*Set exercise*.
Write out the entries again exactly as they are given.

*Task data*.
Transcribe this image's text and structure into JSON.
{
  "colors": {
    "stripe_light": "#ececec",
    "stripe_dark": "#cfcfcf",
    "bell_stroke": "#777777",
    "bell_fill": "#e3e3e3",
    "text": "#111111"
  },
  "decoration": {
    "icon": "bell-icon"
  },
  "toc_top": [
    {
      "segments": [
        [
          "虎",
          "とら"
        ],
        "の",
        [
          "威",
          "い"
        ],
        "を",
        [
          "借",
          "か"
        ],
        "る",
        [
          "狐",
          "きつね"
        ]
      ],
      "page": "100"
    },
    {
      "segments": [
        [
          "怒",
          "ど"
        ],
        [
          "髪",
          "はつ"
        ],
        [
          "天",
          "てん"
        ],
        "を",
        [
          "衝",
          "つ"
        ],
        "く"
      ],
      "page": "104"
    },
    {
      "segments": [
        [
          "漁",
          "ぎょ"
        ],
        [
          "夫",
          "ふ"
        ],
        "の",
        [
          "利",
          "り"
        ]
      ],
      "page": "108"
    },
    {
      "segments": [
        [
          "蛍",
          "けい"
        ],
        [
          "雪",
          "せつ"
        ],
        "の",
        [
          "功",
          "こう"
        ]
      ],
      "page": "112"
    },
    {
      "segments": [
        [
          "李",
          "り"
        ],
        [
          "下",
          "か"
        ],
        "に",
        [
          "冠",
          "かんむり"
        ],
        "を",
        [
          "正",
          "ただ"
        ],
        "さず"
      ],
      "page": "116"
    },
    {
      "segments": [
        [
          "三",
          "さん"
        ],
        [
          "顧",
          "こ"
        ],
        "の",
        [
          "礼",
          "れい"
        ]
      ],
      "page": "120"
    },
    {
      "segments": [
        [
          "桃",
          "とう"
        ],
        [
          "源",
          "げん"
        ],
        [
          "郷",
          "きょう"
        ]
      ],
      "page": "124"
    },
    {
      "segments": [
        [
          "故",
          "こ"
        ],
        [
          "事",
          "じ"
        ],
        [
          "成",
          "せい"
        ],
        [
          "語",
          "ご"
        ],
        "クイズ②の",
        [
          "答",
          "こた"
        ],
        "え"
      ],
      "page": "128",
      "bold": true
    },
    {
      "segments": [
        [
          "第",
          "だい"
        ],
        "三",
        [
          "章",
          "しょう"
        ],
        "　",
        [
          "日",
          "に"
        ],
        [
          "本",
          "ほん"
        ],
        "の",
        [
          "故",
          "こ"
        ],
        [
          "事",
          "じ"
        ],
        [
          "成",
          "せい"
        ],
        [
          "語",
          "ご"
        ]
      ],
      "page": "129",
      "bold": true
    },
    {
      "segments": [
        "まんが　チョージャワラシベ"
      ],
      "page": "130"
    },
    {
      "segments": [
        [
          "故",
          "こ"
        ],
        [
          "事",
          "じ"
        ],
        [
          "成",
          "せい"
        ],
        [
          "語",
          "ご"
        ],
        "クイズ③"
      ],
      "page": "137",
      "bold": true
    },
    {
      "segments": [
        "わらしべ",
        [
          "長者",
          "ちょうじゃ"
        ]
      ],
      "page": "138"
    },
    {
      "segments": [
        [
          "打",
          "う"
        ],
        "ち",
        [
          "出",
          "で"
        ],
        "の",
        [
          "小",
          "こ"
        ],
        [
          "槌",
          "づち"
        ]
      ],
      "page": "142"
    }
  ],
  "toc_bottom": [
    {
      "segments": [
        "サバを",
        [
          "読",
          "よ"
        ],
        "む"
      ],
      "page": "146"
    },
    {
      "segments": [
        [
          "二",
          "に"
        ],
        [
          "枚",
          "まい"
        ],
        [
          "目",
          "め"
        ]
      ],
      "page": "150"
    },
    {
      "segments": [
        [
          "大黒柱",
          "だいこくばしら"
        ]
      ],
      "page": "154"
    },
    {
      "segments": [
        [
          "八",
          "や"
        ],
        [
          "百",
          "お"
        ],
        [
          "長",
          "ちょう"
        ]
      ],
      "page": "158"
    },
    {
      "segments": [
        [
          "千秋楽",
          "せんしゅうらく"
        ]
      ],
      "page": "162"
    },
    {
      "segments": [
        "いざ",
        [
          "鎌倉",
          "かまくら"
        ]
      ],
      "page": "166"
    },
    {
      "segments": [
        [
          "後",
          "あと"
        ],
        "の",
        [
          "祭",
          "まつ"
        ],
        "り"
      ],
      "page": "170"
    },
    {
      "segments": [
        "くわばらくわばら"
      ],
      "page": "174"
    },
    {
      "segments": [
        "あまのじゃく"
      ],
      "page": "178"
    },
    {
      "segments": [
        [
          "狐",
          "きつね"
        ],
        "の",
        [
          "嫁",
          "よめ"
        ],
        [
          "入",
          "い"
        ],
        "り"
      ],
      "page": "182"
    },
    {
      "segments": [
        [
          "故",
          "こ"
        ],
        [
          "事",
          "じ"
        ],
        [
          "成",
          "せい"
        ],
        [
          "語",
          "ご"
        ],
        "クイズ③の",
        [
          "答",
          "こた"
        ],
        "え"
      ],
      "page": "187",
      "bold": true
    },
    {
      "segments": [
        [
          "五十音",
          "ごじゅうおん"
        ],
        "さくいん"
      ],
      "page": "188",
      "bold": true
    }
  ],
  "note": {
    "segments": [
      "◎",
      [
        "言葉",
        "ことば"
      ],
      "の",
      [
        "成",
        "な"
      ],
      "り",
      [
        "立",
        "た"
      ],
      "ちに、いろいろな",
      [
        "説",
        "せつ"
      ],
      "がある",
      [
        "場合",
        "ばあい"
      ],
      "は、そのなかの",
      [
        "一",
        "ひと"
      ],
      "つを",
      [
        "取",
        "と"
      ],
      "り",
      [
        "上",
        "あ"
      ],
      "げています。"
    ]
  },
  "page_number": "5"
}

*Expected output*.
Transcribe this image's text and structure into JSON.
{
  "colors": {
    "stripe_light": "#ececec",
    "stripe_dark": "#cfcfcf",
    "bell_stroke": "#777777",
    "bell_fill": "#e3e3e3",
    "text": "#111111"
  },
  "decoration": {
    "icon": "bell-icon"
  },
  "toc_top": [
    {
      "segments": [
        [
          "虎",
          "とら"
        ],
        "の",
        [
          "威",
          "い"
        ],
        "を",
        [
          "借",
          "か"
        ],
        "る",
        [
          "狐",
          "きつね"
        ]
      ],
      "page": "100"
    },
    {
      "segments": [
        [
          "怒",
          "ど"
        ],
        [
          "髪",
          "はつ"
        ],
        [
          "天",
          "てん"
        ],
        "を",
        [
          "衝",
          "つ"
        ],
        "く"
      ],
      "page": "104"
    },
    {
      "segments": [
        [
          "漁",
          "ぎょ"
        ],
        [
          "夫",
          "ふ"
        ],
        "の",
        [
          "利",
          "り"
        ]
      ],
      "page": "108"
    },
    {
      "segments": [
        [
          "蛍",
          "けい"
        ],
        [
          "雪",
          "せつ"
        ],
        "の",
        [
          "功",
          "こう"
        ]
      ],
      "page": "112"
    },
    {
      "segments": [
        [
          "李",
          "り"
        ],
        [
          "下",
          "か"
        ],
        "に",
        [
          "冠",
          "かんむり"
        ],
        "を",
        [
          "正",
          "ただ"
        ],
        "さず"
      ],
      "page": "116"
    },
    {
      "segments": [
        [
          "三",
          "さん"
        ],
        [
          "顧",
          "こ"
        ],
        "の",
        [
          "礼",
          "れい"
        ]
      ],
      "page": "120"
    },
    {
      "segments": [
        [
          "桃",
          "とう"
        ],
        [
          "源",
          "げん"
        ],
        [
          "郷",
          "きょう"
        ]
      ],
      "page": "124"
    },
    {
      "segments": [
        [
          "故",
          "こ"
        ],
        [
          "事",
          "じ"
        ],
        [
          "成",
          "せい"
        ],
        [
          "語",
          "ご"
        ],
        "クイズ②の",
        [
          "答",
          "こた"
        ],
        "え"
      ],
      "page": "128",
      "bold": true
    },
    {
      "segments": [
        [
          "第",
          "だい"
        ],
        "三",
        [
          "章",
          "しょう"
        ],
        "　",
        [
          "日",
          "に"
        ],
        [
          "本",
          "ほん"
        ],
        "の",
        [
          "故",
          "こ"
        ],
        [
          "事",
          "じ"
        ],
        [
          "成",
          "せい"
        ],
        [
          "語",
          "ご"
        ]
      ],
      "page": "129",
      "bold": true
    },
    {
      "segments": [
        "まんが　チョージャワラシベ"
      ],
      "page": "130"
    },
    {
      "segments": [
        [
          "故",
          "こ"
        ],
        [
          "事",
          "じ"
        ],
        [
          "成",
          "せい"
        ],
        [
          "語",
          "ご"
        ],
        "クイズ③"
      ],
      "page": "137",
      "bold": true
    },
    {
      "segments": [
        "わらしべ",
        [
          "長者",
          "ちょうじゃ"
        ]
      ],
      "page": "138"
    },
    {
      "segments": [
        [
          "打",
          "う"
        ],
        "ち",
        [
          "出",
          "で"
        ],
        "の",
        [
          "小",
          "こ"
        ],
        [
          "槌",
          "づち"
        ]
      ],
      "page": "142"
    }
  ],
  "toc_bottom": [
    {
      "segments": [
        "サバを",
        [
          "読",
          "よ"
        ],
        "む"
      ],
      "page": "146"
    },
    {
      "segments": [
        [
          "二",
          "に"
        ],
        [
          "枚",
          "まい"
        ],
        [
          "目",
          "め"
        ]
      ],
      "page": "150"
    },
    {
      "segments": [
        [
          "大黒柱",
          "だいこくばしら"
        ]
      ],
      "page": "154"
    },
    {
      "segments": [
        [
          "八",
          "や"
        ],
        [
          "百",
          "お"
        ],
        [
          "長",
          "ちょう"
        ]
      ],
      "page": "158"
    },
    {
      "segments": [
        [
          "千秋楽",
          "せんしゅうらく"
        ]
      ],
      "page": "162"
    },
    {
      "segments": [
        "いざ",
        [
          "鎌倉",
          "かまくら"
        ]
      ],
      "page": "166"
    },
    {
      "segments": [
        [
          "後",
          "あと"
        ],
        "の",
        [
          "祭",
          "まつ"
        ],
        "り"
      ],
      "page": "170"
    },
    {
      "segments": [
        "くわばらくわばら"
      ],
      "page": "174"
    },
    {
      "segments": [
        "あまのじゃく"
      ],
      "page": "178"
    },
    {
      "segments": [
        [
          "狐",
          "きつね"
        ],
        "の",
        [
          "嫁",
          "よめ"
        ],
        [
          "入",
          "い"
        ],
        "り"
      ],
      "page": "182"
    },
    {
      "segments": [
        [
          "故",
          "こ"
        ],
        [
          "事",
          "じ"
        ],
        [
          "成",
          "せい"
        ],
        [
          "語",
          "ご"
        ],
        "クイズ③の",
        [
          "答",
          "こた"
        ],
        "え"
      ],
      "page": "187",
      "bold": true
    },
    {
      "segments": [
        [
          "五十音",
          "ごじゅうおん"
        ],
        "さくいん"
      ],
      "page": "188",
      "bold": true
    }
  ],
  "note": {
    "segments": [
      "◎",
      [
        "言葉",
        "ことば"
      ],
      "の",
      [
        "成",
        "な"
      ],
      "り",
      [
        "立",
        "た"
      ],
      "ちに、いろいろな",
      [
        "説",
        "せつ"
      ],
      "がある",
      [
        "場合",
        "ばあい"
      ],
      "は、そのなかの",
      [
        "一",
        "ひと"
      ],
      "つを",
      [
        "取",
        "と"
      ],
      "り",
      [
        "上",
        "あ"
      ],
      "げています。"
    ]
  },
  "page_number": "5"
}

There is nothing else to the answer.